- _EXERCISE TASK_: In the entries below, identify every line with the string "object" and copy it.

### EXERCISE DATA

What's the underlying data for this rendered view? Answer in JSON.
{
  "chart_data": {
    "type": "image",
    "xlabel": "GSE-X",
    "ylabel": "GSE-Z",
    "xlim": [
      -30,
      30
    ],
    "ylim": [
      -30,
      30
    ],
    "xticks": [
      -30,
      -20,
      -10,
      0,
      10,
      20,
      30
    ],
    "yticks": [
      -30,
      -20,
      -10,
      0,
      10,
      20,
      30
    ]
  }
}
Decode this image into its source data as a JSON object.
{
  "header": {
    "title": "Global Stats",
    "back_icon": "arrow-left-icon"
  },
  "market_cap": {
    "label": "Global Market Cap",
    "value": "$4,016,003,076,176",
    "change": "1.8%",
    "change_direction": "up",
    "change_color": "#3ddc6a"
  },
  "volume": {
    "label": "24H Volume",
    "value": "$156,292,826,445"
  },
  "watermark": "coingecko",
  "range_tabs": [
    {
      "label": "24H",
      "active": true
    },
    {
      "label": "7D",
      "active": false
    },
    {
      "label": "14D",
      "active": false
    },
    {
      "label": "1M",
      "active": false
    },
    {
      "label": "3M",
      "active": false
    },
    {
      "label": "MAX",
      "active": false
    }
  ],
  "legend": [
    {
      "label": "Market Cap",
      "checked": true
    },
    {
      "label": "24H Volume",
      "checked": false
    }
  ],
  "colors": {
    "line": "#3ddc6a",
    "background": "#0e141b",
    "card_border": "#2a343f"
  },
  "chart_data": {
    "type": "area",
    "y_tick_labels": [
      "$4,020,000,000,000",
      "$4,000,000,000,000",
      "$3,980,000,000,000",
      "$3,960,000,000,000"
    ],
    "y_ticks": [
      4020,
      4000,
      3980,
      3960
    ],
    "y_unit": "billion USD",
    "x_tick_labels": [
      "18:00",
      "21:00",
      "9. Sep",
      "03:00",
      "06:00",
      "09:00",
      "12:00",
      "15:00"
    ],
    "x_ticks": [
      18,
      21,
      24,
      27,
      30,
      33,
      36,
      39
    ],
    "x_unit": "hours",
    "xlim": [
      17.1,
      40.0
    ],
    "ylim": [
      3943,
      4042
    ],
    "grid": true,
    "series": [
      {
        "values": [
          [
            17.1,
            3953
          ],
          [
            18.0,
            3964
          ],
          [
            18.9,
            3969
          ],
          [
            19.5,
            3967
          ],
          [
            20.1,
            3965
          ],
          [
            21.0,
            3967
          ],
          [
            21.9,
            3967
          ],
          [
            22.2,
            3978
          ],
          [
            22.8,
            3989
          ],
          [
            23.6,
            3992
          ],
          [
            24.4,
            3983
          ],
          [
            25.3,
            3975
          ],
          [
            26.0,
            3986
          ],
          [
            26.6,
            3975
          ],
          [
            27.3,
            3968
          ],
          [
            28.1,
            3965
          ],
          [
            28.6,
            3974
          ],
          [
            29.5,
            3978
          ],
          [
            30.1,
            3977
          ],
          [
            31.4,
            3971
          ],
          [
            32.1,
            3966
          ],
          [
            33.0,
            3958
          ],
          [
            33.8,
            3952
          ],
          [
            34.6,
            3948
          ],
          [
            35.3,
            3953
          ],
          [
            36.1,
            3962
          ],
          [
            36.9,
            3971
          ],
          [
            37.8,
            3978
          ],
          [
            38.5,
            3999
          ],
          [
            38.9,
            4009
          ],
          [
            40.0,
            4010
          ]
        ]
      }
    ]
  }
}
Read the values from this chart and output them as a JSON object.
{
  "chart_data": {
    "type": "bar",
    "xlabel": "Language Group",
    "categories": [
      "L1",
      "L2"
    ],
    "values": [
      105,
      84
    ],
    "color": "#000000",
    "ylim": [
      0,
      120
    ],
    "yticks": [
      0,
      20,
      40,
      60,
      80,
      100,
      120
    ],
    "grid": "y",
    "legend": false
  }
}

######
### EXERCISE DATA

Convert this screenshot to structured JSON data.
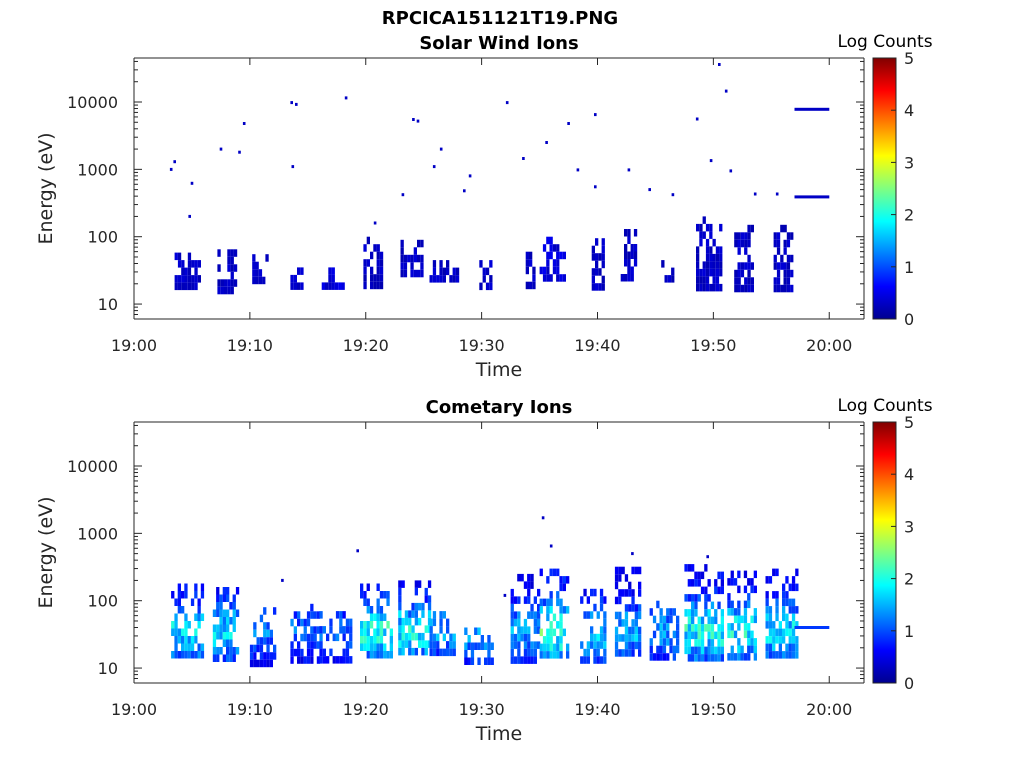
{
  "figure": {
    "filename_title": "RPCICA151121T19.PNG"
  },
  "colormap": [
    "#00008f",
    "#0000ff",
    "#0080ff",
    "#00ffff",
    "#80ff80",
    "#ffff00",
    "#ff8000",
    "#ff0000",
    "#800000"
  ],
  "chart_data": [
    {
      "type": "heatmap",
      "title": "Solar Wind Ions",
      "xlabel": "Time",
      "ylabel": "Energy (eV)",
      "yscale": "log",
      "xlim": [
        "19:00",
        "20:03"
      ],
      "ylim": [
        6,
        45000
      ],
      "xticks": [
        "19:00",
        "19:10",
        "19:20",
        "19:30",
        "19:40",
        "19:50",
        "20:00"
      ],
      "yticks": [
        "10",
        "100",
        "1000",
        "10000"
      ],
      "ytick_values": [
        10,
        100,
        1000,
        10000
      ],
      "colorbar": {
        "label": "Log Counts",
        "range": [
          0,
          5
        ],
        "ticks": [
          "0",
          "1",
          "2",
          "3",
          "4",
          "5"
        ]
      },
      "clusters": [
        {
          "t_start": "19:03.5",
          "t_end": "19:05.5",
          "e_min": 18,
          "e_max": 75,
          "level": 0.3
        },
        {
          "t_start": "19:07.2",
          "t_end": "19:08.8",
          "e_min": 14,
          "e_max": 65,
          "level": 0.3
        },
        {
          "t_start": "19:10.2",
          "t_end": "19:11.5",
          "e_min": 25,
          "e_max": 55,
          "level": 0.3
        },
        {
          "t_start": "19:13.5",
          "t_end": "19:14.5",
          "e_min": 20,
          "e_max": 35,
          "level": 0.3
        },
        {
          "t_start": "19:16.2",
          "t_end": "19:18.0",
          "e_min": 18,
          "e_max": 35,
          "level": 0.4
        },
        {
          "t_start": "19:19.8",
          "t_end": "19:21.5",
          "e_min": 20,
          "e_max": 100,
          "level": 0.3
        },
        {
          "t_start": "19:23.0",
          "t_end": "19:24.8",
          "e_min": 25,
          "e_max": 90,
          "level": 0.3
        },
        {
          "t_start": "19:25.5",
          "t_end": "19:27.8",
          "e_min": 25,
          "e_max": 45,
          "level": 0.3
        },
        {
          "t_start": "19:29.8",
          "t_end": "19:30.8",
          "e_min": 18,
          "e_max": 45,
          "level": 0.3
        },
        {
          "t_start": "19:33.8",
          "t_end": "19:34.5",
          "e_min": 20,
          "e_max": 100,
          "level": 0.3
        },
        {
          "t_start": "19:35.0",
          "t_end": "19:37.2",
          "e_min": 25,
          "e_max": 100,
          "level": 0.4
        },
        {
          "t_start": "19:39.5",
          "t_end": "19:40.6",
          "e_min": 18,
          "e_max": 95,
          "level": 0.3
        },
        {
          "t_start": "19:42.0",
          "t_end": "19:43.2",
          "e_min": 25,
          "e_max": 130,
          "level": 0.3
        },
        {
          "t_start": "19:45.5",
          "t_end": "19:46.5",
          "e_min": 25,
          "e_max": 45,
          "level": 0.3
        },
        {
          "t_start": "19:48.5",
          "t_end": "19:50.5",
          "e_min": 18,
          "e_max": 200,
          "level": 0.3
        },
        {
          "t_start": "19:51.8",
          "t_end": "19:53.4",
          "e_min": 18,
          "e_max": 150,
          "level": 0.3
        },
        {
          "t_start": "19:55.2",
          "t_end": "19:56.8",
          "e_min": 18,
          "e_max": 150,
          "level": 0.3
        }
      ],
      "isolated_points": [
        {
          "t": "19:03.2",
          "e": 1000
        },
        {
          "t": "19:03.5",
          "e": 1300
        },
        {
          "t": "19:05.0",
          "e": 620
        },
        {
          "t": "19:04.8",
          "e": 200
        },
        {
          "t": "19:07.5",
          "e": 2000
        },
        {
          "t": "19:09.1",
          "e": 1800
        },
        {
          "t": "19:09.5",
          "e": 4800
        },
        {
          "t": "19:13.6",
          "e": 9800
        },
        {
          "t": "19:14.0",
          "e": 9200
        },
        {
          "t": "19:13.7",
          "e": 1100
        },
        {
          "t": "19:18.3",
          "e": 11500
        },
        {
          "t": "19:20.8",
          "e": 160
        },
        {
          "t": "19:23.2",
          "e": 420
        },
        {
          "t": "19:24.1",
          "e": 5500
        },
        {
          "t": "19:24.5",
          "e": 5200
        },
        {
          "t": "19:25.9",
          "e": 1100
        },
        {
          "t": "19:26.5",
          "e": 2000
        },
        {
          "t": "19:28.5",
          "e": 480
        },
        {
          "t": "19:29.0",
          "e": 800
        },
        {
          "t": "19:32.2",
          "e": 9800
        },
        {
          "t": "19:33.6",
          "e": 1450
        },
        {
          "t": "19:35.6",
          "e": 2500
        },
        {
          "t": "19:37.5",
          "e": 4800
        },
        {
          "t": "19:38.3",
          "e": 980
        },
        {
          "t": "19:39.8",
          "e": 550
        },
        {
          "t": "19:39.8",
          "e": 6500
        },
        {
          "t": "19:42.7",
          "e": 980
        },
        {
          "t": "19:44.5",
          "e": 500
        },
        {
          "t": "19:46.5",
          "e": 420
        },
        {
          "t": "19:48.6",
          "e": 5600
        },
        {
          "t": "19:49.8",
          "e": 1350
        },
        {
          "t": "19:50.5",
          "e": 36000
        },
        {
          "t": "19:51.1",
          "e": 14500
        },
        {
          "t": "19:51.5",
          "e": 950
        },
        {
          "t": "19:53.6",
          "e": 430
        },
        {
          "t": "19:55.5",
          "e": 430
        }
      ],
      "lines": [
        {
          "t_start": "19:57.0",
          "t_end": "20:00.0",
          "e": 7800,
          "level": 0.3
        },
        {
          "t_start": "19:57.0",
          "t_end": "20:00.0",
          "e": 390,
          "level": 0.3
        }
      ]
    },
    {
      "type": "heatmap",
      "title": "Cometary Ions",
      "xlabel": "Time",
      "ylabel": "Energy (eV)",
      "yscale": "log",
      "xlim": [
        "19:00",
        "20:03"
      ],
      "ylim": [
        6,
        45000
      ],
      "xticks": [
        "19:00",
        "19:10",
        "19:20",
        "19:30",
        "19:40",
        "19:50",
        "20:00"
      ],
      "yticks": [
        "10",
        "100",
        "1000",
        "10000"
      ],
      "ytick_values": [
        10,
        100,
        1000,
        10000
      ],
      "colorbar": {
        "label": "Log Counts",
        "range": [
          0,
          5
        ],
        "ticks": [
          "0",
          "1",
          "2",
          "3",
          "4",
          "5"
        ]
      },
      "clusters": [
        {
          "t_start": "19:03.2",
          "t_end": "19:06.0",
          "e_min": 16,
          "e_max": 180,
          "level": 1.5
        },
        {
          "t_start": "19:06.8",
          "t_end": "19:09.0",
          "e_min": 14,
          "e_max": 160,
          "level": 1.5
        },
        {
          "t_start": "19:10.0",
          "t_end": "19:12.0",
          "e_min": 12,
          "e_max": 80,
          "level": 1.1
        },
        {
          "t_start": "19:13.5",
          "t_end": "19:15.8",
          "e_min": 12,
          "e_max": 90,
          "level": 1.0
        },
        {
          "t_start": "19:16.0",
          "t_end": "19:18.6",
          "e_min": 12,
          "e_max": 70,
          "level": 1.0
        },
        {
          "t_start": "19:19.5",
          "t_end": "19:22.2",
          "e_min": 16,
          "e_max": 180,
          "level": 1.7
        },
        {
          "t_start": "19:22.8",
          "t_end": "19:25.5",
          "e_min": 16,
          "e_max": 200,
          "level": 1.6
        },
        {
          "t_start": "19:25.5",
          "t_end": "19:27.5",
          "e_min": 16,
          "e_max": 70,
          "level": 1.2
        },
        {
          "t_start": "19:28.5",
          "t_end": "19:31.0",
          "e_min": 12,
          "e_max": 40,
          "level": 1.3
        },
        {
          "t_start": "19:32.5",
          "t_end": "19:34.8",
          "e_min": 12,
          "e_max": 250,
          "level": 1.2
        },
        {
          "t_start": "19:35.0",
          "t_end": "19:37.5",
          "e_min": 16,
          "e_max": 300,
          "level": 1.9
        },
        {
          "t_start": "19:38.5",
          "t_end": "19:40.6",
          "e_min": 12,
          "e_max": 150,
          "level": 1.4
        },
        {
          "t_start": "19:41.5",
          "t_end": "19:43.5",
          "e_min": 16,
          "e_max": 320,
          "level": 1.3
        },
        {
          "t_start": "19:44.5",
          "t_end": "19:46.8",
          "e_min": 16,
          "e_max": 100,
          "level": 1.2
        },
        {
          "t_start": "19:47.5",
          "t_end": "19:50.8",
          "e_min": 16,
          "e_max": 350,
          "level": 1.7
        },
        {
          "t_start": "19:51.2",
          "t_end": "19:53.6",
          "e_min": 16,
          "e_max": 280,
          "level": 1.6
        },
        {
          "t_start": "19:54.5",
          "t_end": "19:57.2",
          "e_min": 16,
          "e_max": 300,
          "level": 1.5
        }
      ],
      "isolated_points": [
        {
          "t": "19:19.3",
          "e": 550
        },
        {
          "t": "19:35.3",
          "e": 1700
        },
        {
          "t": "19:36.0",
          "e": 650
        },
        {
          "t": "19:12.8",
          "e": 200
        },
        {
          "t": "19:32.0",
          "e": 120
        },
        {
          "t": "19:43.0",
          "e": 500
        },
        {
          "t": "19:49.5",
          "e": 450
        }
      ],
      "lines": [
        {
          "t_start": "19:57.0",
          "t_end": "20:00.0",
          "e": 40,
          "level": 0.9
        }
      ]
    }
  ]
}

######

- _TASK SOLUTION_:
Decode this image into its source data as a JSON object.
Read the values from this chart and output them as a JSON object.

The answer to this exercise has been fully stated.